**AIM OF THE EXERCISE**
Return every line of the records that includes the string "panhandle".

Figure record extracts
########################################

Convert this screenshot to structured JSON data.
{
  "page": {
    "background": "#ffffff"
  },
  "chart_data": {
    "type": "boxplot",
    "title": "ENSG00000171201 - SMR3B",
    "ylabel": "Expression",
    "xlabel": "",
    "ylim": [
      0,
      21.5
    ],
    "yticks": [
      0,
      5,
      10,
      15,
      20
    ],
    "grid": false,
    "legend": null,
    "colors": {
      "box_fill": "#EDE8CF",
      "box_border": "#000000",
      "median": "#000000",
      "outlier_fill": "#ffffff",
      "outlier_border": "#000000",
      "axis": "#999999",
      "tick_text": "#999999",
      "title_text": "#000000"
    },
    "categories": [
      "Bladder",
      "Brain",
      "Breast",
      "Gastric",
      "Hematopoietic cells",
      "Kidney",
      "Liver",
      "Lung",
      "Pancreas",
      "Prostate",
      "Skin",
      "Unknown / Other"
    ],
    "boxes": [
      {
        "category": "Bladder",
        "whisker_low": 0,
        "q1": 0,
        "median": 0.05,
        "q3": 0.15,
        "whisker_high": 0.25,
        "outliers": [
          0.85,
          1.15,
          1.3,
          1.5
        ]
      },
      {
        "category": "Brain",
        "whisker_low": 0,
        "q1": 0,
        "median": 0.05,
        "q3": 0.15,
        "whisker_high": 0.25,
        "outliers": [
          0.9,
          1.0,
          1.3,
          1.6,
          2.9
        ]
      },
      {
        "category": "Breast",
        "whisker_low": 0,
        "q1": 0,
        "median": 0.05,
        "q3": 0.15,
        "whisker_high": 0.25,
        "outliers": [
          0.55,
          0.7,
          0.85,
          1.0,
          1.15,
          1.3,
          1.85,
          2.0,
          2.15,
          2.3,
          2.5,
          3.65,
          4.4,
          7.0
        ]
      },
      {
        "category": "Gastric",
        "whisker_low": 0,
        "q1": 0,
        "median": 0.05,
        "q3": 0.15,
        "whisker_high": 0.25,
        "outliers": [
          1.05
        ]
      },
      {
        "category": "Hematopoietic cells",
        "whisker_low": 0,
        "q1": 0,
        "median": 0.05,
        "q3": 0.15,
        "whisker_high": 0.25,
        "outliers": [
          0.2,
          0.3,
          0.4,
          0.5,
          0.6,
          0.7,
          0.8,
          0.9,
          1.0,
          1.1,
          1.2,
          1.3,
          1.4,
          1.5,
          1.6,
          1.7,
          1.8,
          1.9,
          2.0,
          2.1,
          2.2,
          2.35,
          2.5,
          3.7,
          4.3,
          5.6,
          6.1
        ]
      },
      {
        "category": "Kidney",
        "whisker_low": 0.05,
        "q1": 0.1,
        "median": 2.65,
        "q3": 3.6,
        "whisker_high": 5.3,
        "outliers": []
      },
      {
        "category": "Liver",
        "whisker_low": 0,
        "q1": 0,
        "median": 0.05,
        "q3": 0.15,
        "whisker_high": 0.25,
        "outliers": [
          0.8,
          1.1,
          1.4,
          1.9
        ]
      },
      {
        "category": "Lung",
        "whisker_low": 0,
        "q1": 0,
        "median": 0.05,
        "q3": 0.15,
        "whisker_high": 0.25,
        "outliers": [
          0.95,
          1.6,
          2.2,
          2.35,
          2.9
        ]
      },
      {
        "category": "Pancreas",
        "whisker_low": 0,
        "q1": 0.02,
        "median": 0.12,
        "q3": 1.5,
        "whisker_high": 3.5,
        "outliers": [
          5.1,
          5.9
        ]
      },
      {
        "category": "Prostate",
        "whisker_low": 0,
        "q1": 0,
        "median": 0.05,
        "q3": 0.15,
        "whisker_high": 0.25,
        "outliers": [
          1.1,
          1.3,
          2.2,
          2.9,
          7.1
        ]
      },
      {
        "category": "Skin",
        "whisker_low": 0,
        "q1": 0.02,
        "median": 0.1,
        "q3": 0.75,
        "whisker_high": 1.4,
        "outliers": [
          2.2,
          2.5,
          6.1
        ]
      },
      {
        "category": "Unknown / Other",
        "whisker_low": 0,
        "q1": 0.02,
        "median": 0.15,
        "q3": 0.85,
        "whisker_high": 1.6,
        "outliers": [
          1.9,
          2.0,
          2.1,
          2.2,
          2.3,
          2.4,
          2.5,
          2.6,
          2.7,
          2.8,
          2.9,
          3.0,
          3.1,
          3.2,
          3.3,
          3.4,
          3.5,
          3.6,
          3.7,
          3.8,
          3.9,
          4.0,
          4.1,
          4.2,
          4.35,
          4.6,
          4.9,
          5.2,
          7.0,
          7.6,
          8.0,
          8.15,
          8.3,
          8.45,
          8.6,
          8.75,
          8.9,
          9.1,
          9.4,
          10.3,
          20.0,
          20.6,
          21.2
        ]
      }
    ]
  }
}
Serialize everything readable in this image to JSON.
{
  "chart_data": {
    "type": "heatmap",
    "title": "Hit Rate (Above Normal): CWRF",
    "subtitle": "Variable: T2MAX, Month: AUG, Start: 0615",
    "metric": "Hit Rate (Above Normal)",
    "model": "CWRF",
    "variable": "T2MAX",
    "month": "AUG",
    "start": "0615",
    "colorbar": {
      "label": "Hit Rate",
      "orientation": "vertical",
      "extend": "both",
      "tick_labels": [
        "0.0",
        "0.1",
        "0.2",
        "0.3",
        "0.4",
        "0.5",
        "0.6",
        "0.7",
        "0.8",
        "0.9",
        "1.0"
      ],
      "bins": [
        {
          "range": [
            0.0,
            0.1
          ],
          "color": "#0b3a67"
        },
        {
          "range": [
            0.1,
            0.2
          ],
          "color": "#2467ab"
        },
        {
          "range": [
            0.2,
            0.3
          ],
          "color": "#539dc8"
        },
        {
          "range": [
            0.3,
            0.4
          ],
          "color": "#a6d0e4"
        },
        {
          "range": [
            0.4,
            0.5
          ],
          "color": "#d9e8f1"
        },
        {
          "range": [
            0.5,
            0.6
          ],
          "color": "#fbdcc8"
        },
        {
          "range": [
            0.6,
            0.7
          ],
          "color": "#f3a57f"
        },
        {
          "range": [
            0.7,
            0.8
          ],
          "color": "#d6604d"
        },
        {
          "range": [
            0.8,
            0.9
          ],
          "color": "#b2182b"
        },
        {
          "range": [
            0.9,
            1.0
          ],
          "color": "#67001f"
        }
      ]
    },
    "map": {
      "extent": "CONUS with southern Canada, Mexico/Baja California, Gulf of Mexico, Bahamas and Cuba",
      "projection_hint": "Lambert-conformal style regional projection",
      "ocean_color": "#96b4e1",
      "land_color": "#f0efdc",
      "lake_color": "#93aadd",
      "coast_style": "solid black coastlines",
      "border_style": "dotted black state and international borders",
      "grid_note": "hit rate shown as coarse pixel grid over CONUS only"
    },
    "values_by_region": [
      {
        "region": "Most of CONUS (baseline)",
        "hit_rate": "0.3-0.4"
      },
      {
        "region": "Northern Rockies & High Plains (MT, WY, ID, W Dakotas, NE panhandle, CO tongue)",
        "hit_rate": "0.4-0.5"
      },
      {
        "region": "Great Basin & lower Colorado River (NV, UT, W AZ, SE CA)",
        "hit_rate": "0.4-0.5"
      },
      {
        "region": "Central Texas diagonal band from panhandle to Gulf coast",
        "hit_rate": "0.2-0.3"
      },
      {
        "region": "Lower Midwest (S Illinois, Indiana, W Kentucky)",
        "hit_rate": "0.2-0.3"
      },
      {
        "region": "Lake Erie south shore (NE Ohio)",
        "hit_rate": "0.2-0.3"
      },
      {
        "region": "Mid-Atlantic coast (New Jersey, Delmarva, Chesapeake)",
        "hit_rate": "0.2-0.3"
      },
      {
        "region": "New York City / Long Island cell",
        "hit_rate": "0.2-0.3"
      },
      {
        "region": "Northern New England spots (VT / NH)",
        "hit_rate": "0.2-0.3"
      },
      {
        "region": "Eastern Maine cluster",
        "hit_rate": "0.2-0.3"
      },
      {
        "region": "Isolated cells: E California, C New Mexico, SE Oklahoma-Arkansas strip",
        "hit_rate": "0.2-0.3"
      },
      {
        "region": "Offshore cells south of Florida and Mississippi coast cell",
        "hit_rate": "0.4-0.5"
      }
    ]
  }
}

########################################

**SOLUTION FOR THIS PROBLEM**
        "region": "Northern Rockies & High Plains (MT, WY, ID, W Dakotas, NE panhandle, CO tongue)",
        "region": "Central Texas diagonal band from panhandle to Gulf coast",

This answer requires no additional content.